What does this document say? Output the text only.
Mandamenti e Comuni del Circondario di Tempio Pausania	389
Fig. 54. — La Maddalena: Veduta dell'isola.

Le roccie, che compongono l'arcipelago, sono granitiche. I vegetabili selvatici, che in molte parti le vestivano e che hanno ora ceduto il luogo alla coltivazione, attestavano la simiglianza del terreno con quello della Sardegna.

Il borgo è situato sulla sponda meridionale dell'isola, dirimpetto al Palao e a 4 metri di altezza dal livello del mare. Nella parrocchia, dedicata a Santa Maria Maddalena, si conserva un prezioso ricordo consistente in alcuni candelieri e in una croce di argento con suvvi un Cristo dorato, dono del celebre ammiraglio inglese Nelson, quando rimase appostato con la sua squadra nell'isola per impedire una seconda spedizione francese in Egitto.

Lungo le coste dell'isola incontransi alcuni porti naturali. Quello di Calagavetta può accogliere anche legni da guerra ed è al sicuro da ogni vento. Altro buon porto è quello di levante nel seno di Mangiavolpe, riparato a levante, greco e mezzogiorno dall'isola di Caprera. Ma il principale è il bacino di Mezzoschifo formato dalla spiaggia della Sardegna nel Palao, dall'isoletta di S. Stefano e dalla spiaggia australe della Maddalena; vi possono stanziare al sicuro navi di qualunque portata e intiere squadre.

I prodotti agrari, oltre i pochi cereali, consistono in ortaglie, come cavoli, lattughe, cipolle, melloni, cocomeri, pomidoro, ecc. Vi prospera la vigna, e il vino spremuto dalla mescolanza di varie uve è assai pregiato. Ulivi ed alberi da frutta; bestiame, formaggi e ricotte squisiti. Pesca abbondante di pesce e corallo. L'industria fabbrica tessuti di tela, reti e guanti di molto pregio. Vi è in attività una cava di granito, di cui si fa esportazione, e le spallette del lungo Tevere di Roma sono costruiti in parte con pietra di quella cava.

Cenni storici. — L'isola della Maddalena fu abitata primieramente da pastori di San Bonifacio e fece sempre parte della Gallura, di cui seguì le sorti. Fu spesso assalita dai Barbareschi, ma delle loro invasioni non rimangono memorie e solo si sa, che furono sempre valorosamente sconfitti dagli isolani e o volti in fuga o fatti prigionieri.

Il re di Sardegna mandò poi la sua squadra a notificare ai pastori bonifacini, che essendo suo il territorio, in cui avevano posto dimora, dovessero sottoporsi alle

...

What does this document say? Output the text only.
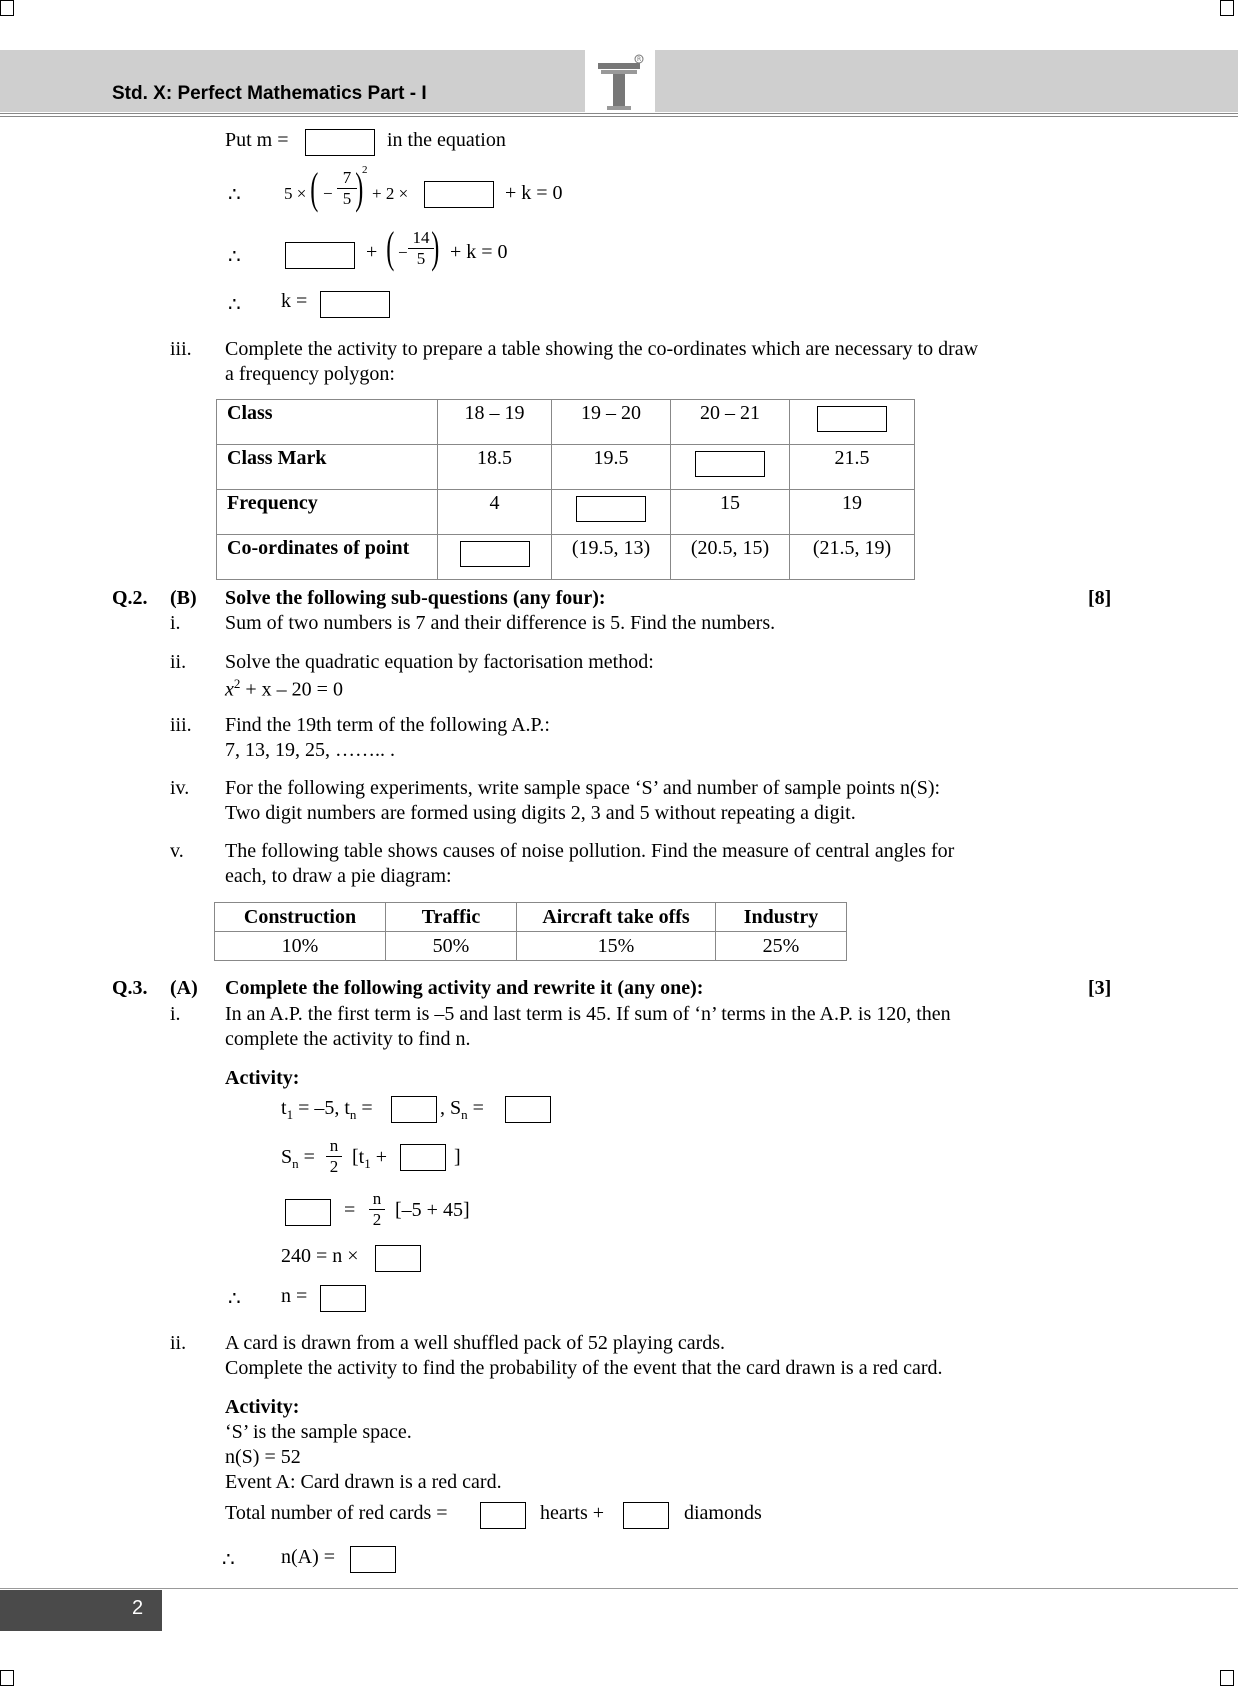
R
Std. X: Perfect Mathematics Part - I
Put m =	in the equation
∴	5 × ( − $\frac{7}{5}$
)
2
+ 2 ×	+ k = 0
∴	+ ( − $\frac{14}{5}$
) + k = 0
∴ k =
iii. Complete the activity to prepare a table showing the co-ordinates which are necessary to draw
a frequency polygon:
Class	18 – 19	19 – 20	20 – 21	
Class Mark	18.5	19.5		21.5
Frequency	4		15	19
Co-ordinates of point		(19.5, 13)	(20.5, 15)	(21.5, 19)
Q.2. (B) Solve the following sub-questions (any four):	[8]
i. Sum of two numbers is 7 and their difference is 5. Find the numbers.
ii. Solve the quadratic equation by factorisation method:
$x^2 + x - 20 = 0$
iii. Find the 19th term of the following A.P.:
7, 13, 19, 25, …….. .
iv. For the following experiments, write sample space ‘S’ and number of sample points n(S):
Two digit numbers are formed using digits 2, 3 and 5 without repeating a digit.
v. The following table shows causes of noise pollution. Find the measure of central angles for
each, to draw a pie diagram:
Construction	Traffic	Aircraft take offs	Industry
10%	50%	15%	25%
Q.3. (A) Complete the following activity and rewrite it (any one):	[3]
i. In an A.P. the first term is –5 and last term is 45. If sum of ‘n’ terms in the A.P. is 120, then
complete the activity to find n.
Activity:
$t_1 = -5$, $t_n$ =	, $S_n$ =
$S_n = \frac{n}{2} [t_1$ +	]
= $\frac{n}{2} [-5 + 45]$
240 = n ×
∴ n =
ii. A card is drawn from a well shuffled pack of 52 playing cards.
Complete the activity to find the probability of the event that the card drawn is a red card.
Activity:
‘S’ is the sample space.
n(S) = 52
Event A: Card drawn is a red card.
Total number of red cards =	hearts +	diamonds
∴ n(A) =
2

* * *

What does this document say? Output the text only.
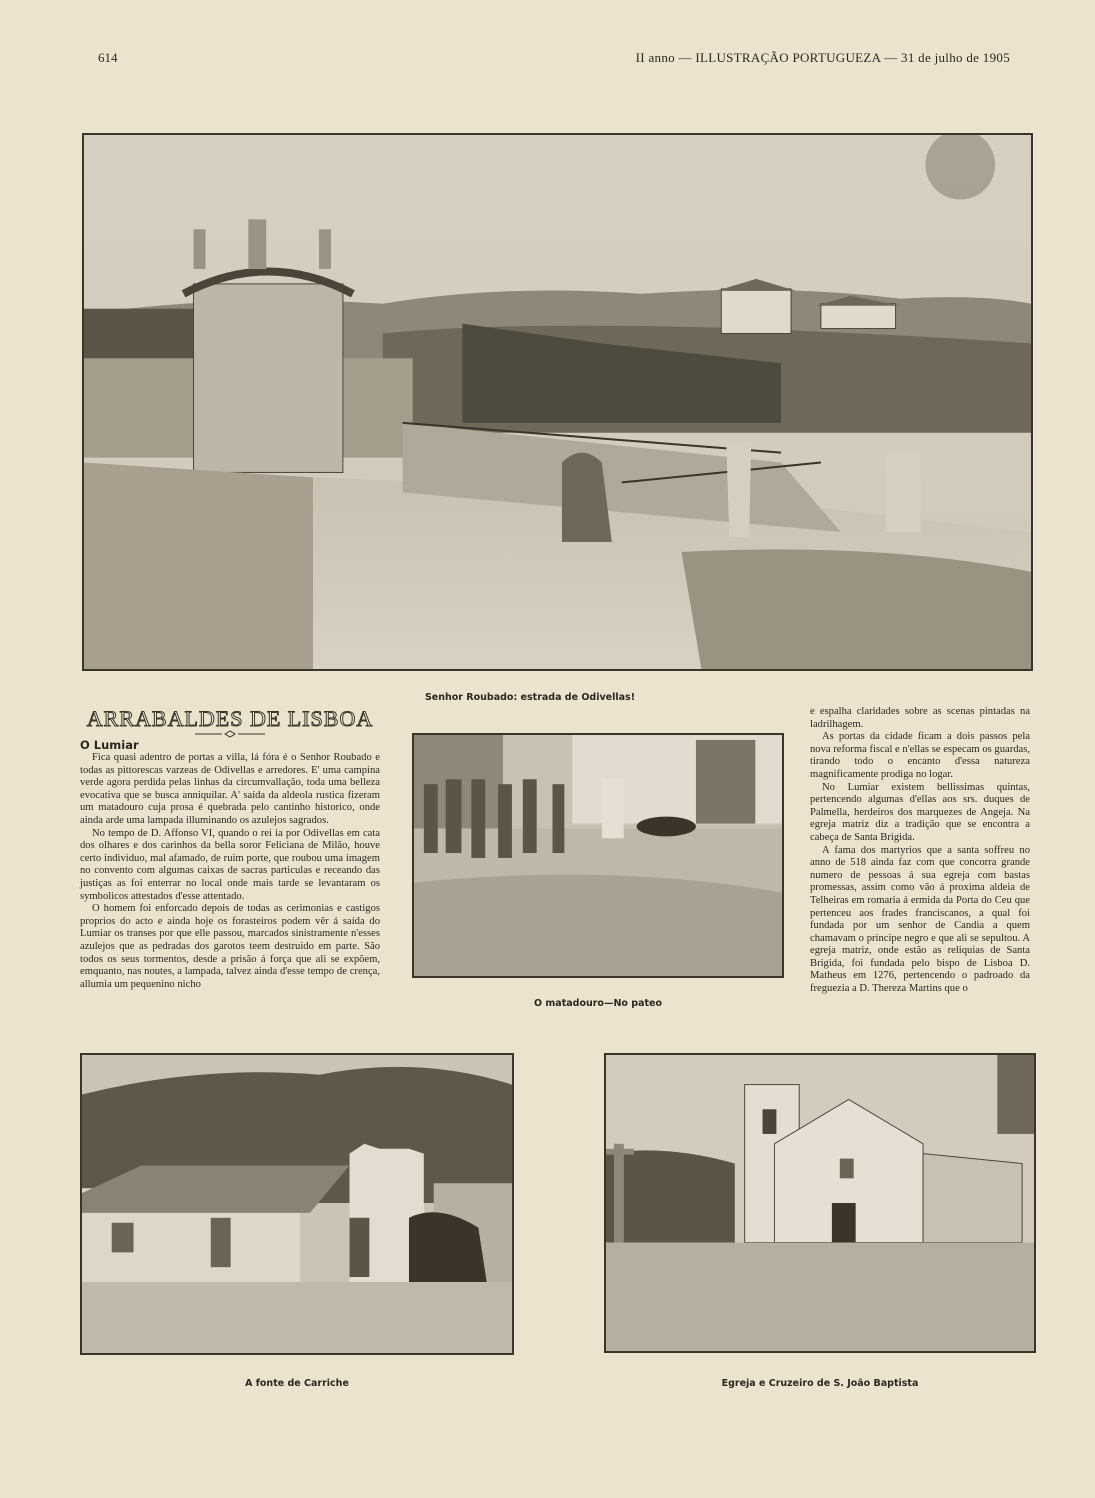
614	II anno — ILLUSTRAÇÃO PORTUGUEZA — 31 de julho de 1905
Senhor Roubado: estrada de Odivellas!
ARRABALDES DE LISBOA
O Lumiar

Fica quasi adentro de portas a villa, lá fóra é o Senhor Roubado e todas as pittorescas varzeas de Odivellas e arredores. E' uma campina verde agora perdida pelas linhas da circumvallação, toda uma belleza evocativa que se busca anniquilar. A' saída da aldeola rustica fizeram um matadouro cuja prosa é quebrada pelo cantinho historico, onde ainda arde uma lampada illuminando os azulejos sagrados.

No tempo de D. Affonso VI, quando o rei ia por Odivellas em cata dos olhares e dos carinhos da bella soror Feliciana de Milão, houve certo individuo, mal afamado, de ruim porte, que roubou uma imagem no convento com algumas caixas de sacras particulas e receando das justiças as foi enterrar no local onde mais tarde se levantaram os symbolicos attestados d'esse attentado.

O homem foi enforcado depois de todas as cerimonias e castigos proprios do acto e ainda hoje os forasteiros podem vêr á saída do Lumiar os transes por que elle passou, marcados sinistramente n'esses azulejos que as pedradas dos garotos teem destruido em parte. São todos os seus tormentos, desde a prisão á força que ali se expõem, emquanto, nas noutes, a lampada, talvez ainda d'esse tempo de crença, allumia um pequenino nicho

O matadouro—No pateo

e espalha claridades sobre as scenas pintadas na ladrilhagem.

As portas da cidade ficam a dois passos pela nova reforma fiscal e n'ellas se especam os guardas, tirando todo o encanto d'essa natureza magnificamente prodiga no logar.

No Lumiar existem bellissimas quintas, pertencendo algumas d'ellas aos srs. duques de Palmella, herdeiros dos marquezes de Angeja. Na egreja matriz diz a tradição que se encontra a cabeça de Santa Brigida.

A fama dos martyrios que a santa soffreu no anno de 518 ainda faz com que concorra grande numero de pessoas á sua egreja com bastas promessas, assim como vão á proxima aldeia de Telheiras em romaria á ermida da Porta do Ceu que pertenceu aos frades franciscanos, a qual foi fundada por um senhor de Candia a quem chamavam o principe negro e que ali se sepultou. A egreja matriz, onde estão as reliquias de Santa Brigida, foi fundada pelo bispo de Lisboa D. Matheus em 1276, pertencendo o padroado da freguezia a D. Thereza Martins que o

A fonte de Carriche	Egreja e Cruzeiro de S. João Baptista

• **Work to do**
Copy every line above that includes the string "drawn".

• **Exercise output**
ii. A card is drawn from a well shuffled pack of 52 playing cards.
Complete the activity to find the probability of the event that the card drawn is a red card.
Event A: Card drawn is a red card.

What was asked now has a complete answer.